Provided records =>
========================================================================
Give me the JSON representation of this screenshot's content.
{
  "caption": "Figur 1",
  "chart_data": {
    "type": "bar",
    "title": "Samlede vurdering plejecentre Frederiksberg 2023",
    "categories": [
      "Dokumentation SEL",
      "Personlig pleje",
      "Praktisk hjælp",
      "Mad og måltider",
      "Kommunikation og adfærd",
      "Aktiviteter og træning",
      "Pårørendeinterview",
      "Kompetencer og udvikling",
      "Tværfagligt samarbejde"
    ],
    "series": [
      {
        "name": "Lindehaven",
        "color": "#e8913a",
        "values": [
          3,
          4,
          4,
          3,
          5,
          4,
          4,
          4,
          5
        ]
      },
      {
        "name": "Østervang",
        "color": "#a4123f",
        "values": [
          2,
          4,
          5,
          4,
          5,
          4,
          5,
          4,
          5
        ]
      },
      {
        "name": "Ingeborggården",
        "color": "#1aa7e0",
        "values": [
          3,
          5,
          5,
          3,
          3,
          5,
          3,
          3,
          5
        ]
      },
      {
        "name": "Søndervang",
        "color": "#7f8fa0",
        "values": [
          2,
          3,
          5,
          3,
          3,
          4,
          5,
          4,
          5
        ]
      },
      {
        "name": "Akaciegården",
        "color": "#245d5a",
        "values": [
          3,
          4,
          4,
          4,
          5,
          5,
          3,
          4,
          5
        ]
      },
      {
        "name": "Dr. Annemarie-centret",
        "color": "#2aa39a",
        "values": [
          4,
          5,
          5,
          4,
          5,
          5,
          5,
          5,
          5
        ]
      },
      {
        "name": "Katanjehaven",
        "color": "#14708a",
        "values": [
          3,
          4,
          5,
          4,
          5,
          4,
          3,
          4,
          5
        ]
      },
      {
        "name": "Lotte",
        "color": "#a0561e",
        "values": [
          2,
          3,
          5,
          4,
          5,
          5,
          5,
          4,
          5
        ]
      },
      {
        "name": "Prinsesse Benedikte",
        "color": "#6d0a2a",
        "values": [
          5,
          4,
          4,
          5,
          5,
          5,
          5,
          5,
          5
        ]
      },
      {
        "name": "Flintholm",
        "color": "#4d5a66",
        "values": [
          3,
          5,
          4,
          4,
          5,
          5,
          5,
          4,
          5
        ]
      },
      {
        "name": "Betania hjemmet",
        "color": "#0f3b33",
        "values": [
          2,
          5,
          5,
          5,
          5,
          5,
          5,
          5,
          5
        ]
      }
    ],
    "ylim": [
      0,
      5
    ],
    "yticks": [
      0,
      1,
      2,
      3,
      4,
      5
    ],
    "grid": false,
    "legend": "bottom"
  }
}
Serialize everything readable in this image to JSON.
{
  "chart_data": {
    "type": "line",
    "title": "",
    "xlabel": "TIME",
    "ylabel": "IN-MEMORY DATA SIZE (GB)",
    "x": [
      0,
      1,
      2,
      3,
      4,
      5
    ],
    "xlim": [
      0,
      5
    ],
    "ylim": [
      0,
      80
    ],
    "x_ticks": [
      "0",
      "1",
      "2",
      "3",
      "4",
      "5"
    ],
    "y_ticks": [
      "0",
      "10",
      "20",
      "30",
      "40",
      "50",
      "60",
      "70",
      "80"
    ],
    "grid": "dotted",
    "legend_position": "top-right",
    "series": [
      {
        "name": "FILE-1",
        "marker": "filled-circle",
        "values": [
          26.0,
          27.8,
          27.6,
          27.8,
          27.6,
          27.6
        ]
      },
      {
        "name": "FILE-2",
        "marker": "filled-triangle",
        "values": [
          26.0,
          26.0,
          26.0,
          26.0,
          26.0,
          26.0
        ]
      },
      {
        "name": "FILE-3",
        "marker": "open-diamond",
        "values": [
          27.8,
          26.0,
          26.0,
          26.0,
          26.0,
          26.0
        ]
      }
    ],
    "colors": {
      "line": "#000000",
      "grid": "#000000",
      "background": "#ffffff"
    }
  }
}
========================================================================
Task goal =>
Write out every record, exactly as written.

Exercise output =>
Give me the JSON representation of this screenshot's content.
{
  "caption": "Figur 1",
  "chart_data": {
    "type": "bar",
    "title": "Samlede vurdering plejecentre Frederiksberg 2023",
    "categories": [
      "Dokumentation SEL",
      "Personlig pleje",
      "Praktisk hjælp",
      "Mad og måltider",
      "Kommunikation og adfærd",
      "Aktiviteter og træning",
      "Pårørendeinterview",
      "Kompetencer og udvikling",
      "Tværfagligt samarbejde"
    ],
    "series": [
      {
        "name": "Lindehaven",
        "color": "#e8913a",
        "values": [
          3,
          4,
          4,
          3,
          5,
          4,
          4,
          4,
          5
        ]
      },
      {
        "name": "Østervang",
        "color": "#a4123f",
        "values": [
          2,
          4,
          5,
          4,
          5,
          4,
          5,
          4,
          5
        ]
      },
      {
        "name": "Ingeborggården",
        "color": "#1aa7e0",
        "values": [
          3,
          5,
          5,
          3,
          3,
          5,
          3,
          3,
          5
        ]
      },
      {
        "name": "Søndervang",
        "color": "#7f8fa0",
        "values": [
          2,
          3,
          5,
          3,
          3,
          4,
          5,
          4,
          5
        ]
      },
      {
        "name": "Akaciegården",
        "color": "#245d5a",
        "values": [
          3,
          4,
          4,
          4,
          5,
          5,
          3,
          4,
          5
        ]
      },
      {
        "name": "Dr. Annemarie-centret",
        "color": "#2aa39a",
        "values": [
          4,
          5,
          5,
          4,
          5,
          5,
          5,
          5,
          5
        ]
      },
      {
        "name": "Katanjehaven",
        "color": "#14708a",
        "values": [
          3,
          4,
          5,
          4,
          5,
          4,
          3,
          4,
          5
        ]
      },
      {
        "name": "Lotte",
        "color": "#a0561e",
        "values": [
          2,
          3,
          5,
          4,
          5,
          5,
          5,
          4,
          5
        ]
      },
      {
        "name": "Prinsesse Benedikte",
        "color": "#6d0a2a",
        "values": [
          5,
          4,
          4,
          5,
          5,
          5,
          5,
          5,
          5
        ]
      },
      {
        "name": "Flintholm",
        "color": "#4d5a66",
        "values": [
          3,
          5,
          4,
          4,
          5,
          5,
          5,
          4,
          5
        ]
      },
      {
        "name": "Betania hjemmet",
        "color": "#0f3b33",
        "values": [
          2,
          5,
          5,
          5,
          5,
          5,
          5,
          5,
          5
        ]
      }
    ],
    "ylim": [
      0,
      5
    ],
    "yticks": [
      0,
      1,
      2,
      3,
      4,
      5
    ],
    "grid": false,
    "legend": "bottom"
  }
}
Serialize everything readable in this image to JSON.
{
  "chart_data": {
    "type": "line",
    "title": "",
    "xlabel": "TIME",
    "ylabel": "IN-MEMORY DATA SIZE (GB)",
    "x": [
      0,
      1,
      2,
      3,
      4,
      5
    ],
    "xlim": [
      0,
      5
    ],
    "ylim": [
      0,
      80
    ],
    "x_ticks": [
      "0",
      "1",
      "2",
      "3",
      "4",
      "5"
    ],
    "y_ticks": [
      "0",
      "10",
      "20",
      "30",
      "40",
      "50",
      "60",
      "70",
      "80"
    ],
    "grid": "dotted",
    "legend_position": "top-right",
    "series": [
      {
        "name": "FILE-1",
        "marker": "filled-circle",
        "values": [
          26.0,
          27.8,
          27.6,
          27.8,
          27.6,
          27.6
        ]
      },
      {
        "name": "FILE-2",
        "marker": "filled-triangle",
        "values": [
          26.0,
          26.0,
          26.0,
          26.0,
          26.0,
          26.0
        ]
      },
      {
        "name": "FILE-3",
        "marker": "open-diamond",
        "values": [
          27.8,
          26.0,
          26.0,
          26.0,
          26.0,
          26.0
        ]
      }
    ],
    "colors": {
      "line": "#000000",
      "grid": "#000000",
      "background": "#ffffff"
    }
  }
}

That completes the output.